# YOUR INSTRUCTIONS
Transcribe every entry word for word. Skip the pictures.

——————————

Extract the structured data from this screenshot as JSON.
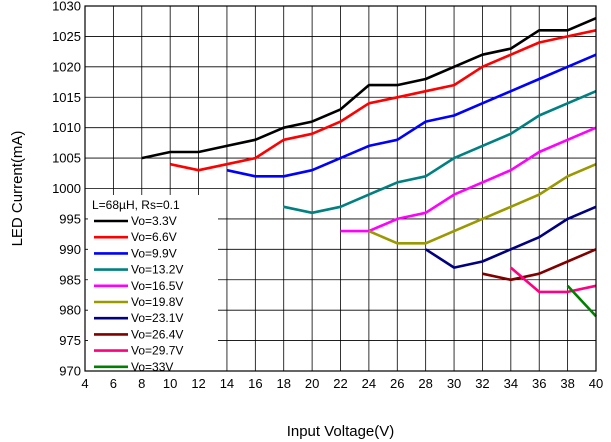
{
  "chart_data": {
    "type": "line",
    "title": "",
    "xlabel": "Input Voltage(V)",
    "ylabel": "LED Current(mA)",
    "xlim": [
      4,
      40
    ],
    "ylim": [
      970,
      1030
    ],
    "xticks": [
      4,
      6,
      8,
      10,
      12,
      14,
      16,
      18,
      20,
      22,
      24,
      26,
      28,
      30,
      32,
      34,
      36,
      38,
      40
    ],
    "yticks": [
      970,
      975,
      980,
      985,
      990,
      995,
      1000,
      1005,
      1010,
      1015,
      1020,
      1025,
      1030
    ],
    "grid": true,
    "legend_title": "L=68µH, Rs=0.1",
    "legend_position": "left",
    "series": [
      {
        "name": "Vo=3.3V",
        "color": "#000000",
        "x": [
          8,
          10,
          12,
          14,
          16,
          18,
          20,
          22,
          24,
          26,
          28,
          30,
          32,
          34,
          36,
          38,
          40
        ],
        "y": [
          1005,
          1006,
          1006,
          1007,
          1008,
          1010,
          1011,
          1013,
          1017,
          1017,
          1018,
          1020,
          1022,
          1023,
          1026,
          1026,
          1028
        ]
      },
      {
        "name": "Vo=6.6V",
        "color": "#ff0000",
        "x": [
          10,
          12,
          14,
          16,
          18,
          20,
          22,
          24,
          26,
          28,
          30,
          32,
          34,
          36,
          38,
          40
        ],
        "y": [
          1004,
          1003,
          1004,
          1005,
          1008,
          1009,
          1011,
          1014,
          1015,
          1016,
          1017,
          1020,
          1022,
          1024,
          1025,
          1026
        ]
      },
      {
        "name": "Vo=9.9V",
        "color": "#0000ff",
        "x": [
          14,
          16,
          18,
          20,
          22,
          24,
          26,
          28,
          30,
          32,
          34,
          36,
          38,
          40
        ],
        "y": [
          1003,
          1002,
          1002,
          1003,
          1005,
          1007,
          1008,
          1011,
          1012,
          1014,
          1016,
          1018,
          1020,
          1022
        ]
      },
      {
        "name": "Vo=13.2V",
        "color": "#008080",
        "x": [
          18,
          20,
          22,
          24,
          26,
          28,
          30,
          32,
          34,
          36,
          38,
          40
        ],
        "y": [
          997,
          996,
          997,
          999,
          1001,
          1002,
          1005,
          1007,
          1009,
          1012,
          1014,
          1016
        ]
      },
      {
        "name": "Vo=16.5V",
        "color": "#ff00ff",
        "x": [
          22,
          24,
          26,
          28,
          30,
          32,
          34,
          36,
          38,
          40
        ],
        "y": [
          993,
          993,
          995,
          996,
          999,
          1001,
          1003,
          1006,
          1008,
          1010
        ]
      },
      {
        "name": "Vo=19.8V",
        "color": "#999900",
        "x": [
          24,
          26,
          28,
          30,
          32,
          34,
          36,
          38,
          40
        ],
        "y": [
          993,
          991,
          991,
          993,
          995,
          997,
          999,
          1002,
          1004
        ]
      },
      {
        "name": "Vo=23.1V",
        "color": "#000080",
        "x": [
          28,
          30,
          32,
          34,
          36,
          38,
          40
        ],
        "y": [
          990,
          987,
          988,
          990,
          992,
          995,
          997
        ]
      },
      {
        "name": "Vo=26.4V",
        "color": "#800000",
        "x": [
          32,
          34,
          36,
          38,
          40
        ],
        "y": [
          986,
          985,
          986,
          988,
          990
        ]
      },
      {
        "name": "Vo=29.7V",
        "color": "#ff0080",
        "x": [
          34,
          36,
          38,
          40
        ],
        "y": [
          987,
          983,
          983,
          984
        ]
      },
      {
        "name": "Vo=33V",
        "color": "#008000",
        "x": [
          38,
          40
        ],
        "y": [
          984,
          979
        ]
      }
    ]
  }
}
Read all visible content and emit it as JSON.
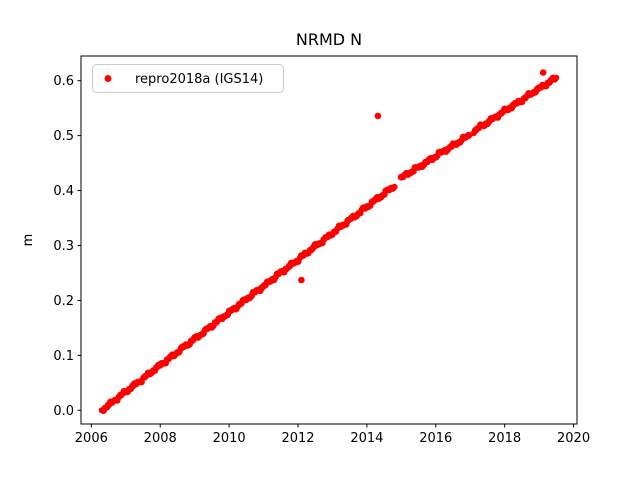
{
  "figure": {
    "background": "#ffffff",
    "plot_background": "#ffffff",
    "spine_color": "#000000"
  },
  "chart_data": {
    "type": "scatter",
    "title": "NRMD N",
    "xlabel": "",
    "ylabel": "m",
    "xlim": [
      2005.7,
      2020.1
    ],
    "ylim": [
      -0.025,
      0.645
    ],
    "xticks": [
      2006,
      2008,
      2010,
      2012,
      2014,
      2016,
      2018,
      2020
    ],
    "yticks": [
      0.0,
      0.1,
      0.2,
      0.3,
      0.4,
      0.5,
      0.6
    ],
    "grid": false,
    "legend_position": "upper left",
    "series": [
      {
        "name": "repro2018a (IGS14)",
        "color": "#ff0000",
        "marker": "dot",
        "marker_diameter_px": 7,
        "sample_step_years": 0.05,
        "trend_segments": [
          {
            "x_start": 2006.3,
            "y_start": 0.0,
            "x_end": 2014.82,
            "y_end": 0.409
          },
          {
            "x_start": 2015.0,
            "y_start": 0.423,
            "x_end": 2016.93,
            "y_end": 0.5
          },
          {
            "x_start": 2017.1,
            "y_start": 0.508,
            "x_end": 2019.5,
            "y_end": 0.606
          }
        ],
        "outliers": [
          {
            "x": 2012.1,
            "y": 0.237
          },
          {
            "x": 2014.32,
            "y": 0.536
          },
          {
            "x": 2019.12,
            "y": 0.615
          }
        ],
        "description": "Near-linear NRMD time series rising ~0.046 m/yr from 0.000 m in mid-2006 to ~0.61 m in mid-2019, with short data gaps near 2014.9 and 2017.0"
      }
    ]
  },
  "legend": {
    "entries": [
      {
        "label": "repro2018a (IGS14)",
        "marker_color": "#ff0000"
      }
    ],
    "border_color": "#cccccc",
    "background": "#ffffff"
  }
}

——————————

# SOLUTION BELOW
Extract the structured data from this screenshot as JSON.
{
  "chart_data": {
    "type": "line",
    "title": "",
    "xlabel": "Input Voltage(V)",
    "ylabel": "LED Current(mA)",
    "xlim": [
      4,
      40
    ],
    "ylim": [
      970,
      1030
    ],
    "xticks": [
      4,
      6,
      8,
      10,
      12,
      14,
      16,
      18,
      20,
      22,
      24,
      26,
      28,
      30,
      32,
      34,
      36,
      38,
      40
    ],
    "yticks": [
      970,
      975,
      980,
      985,
      990,
      995,
      1000,
      1005,
      1010,
      1015,
      1020,
      1025,
      1030
    ],
    "grid": true,
    "legend_title": "L=68µH, Rs=0.1",
    "legend_position": "left",
    "series": [
      {
        "name": "Vo=3.3V",
        "color": "#000000",
        "x": [
          8,
          10,
          12,
          14,
          16,
          18,
          20,
          22,
          24,
          26,
          28,
          30,
          32,
          34,
          36,
          38,
          40
        ],
        "y": [
          1005,
          1006,
          1006,
          1007,
          1008,
          1010,
          1011,
          1013,
          1017,
          1017,
          1018,
          1020,
          1022,
          1023,
          1026,
          1026,
          1028
        ]
      },
      {
        "name": "Vo=6.6V",
        "color": "#ff0000",
        "x": [
          10,
          12,
          14,
          16,
          18,
          20,
          22,
          24,
          26,
          28,
          30,
          32,
          34,
          36,
          38,
          40
        ],
        "y": [
          1004,
          1003,
          1004,
          1005,
          1008,
          1009,
          1011,
          1014,
          1015,
          1016,
          1017,
          1020,
          1022,
          1024,
          1025,
          1026
        ]
      },
      {
        "name": "Vo=9.9V",
        "color": "#0000ff",
        "x": [
          14,
          16,
          18,
          20,
          22,
          24,
          26,
          28,
          30,
          32,
          34,
          36,
          38,
          40
        ],
        "y": [
          1003,
          1002,
          1002,
          1003,
          1005,
          1007,
          1008,
          1011,
          1012,
          1014,
          1016,
          1018,
          1020,
          1022
        ]
      },
      {
        "name": "Vo=13.2V",
        "color": "#008080",
        "x": [
          18,
          20,
          22,
          24,
          26,
          28,
          30,
          32,
          34,
          36,
          38,
          40
        ],
        "y": [
          997,
          996,
          997,
          999,
          1001,
          1002,
          1005,
          1007,
          1009,
          1012,
          1014,
          1016
        ]
      },
      {
        "name": "Vo=16.5V",
        "color": "#ff00ff",
        "x": [
          22,
          24,
          26,
          28,
          30,
          32,
          34,
          36,
          38,
          40
        ],
        "y": [
          993,
          993,
          995,
          996,
          999,
          1001,
          1003,
          1006,
          1008,
          1010
        ]
      },
      {
        "name": "Vo=19.8V",
        "color": "#999900",
        "x": [
          24,
          26,
          28,
          30,
          32,
          34,
          36,
          38,
          40
        ],
        "y": [
          993,
          991,
          991,
          993,
          995,
          997,
          999,
          1002,
          1004
        ]
      },
      {
        "name": "Vo=23.1V",
        "color": "#000080",
        "x": [
          28,
          30,
          32,
          34,
          36,
          38,
          40
        ],
        "y": [
          990,
          987,
          988,
          990,
          992,
          995,
          997
        ]
      },
      {
        "name": "Vo=26.4V",
        "color": "#800000",
        "x": [
          32,
          34,
          36,
          38,
          40
        ],
        "y": [
          986,
          985,
          986,
          988,
          990
        ]
      },
      {
        "name": "Vo=29.7V",
        "color": "#ff0080",
        "x": [
          34,
          36,
          38,
          40
        ],
        "y": [
          987,
          983,
          983,
          984
        ]
      },
      {
        "name": "Vo=33V",
        "color": "#008000",
        "x": [
          38,
          40
        ],
        "y": [
          984,
          979
        ]
      }
    ]
  }
}
Read all visible content and emit it as JSON.
{
  "figure": {
    "background": "#ffffff",
    "plot_background": "#ffffff",
    "spine_color": "#000000"
  },
  "chart_data": {
    "type": "scatter",
    "title": "NRMD N",
    "xlabel": "",
    "ylabel": "m",
    "xlim": [
      2005.7,
      2020.1
    ],
    "ylim": [
      -0.025,
      0.645
    ],
    "xticks": [
      2006,
      2008,
      2010,
      2012,
      2014,
      2016,
      2018,
      2020
    ],
    "yticks": [
      0.0,
      0.1,
      0.2,
      0.3,
      0.4,
      0.5,
      0.6
    ],
    "grid": false,
    "legend_position": "upper left",
    "series": [
      {
        "name": "repro2018a (IGS14)",
        "color": "#ff0000",
        "marker": "dot",
        "marker_diameter_px": 7,
        "sample_step_years": 0.05,
        "trend_segments": [
          {
            "x_start": 2006.3,
            "y_start": 0.0,
            "x_end": 2014.82,
            "y_end": 0.409
          },
          {
            "x_start": 2015.0,
            "y_start": 0.423,
            "x_end": 2016.93,
            "y_end": 0.5
          },
          {
            "x_start": 2017.1,
            "y_start": 0.508,
            "x_end": 2019.5,
            "y_end": 0.606
          }
        ],
        "outliers": [
          {
            "x": 2012.1,
            "y": 0.237
          },
          {
            "x": 2014.32,
            "y": 0.536
          },
          {
            "x": 2019.12,
            "y": 0.615
          }
        ],
        "description": "Near-linear NRMD time series rising ~0.046 m/yr from 0.000 m in mid-2006 to ~0.61 m in mid-2019, with short data gaps near 2014.9 and 2017.0"
      }
    ]
  },
  "legend": {
    "entries": [
      {
        "label": "repro2018a (IGS14)",
        "marker_color": "#ff0000"
      }
    ],
    "border_color": "#cccccc",
    "background": "#ffffff"
  }
}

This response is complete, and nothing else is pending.